*WHAT IS BEING ASKED:* Can you print every record below exactly as written?

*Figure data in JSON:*

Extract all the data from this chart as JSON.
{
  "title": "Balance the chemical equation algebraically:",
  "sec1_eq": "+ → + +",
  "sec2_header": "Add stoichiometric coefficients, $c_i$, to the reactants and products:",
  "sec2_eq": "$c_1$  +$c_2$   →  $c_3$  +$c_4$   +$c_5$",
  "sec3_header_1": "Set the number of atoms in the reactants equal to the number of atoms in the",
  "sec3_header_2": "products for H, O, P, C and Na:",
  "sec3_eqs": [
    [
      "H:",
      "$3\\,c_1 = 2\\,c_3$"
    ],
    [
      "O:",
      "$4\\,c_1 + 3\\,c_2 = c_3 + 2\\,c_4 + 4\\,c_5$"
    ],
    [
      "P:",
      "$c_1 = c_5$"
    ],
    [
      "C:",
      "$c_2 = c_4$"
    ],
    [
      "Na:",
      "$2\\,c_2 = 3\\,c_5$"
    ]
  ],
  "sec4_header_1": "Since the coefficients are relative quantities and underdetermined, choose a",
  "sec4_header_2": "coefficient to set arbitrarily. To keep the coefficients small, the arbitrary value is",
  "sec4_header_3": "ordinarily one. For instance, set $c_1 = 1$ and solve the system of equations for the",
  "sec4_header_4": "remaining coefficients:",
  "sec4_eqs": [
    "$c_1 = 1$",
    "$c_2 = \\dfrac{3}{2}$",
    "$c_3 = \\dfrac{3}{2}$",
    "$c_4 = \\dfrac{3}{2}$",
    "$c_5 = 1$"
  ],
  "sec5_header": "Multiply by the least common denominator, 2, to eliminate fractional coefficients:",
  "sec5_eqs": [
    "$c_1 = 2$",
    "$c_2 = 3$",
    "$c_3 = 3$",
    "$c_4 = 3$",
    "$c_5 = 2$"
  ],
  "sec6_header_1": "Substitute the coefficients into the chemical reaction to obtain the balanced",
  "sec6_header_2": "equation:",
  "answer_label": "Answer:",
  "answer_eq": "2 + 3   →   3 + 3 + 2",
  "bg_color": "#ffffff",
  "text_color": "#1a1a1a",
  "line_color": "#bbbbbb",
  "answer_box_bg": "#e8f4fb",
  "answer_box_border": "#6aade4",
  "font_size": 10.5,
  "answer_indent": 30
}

*WRITTEN ANSWER:*
Extract all the data from this chart as JSON.
{
  "title": "Balance the chemical equation algebraically:",
  "sec1_eq": "+ → + +",
  "sec2_header": "Add stoichiometric coefficients, $c_i$, to the reactants and products:",
  "sec2_eq": "$c_1$  +$c_2$   →  $c_3$  +$c_4$   +$c_5$",
  "sec3_header_1": "Set the number of atoms in the reactants equal to the number of atoms in the",
  "sec3_header_2": "products for H, O, P, C and Na:",
  "sec3_eqs": [
    [
      "H:",
      "$3\\,c_1 = 2\\,c_3$"
    ],
    [
      "O:",
      "$4\\,c_1 + 3\\,c_2 = c_3 + 2\\,c_4 + 4\\,c_5$"
    ],
    [
      "P:",
      "$c_1 = c_5$"
    ],
    [
      "C:",
      "$c_2 = c_4$"
    ],
    [
      "Na:",
      "$2\\,c_2 = 3\\,c_5$"
    ]
  ],
  "sec4_header_1": "Since the coefficients are relative quantities and underdetermined, choose a",
  "sec4_header_2": "coefficient to set arbitrarily. To keep the coefficients small, the arbitrary value is",
  "sec4_header_3": "ordinarily one. For instance, set $c_1 = 1$ and solve the system of equations for the",
  "sec4_header_4": "remaining coefficients:",
  "sec4_eqs": [
    "$c_1 = 1$",
    "$c_2 = \\dfrac{3}{2}$",
    "$c_3 = \\dfrac{3}{2}$",
    "$c_4 = \\dfrac{3}{2}$",
    "$c_5 = 1$"
  ],
  "sec5_header": "Multiply by the least common denominator, 2, to eliminate fractional coefficients:",
  "sec5_eqs": [
    "$c_1 = 2$",
    "$c_2 = 3$",
    "$c_3 = 3$",
    "$c_4 = 3$",
    "$c_5 = 2$"
  ],
  "sec6_header_1": "Substitute the coefficients into the chemical reaction to obtain the balanced",
  "sec6_header_2": "equation:",
  "answer_label": "Answer:",
  "answer_eq": "2 + 3   →   3 + 3 + 2",
  "bg_color": "#ffffff",
  "text_color": "#1a1a1a",
  "line_color": "#bbbbbb",
  "answer_box_bg": "#e8f4fb",
  "answer_box_border": "#6aade4",
  "font_size": 10.5,
  "answer_indent": 30
}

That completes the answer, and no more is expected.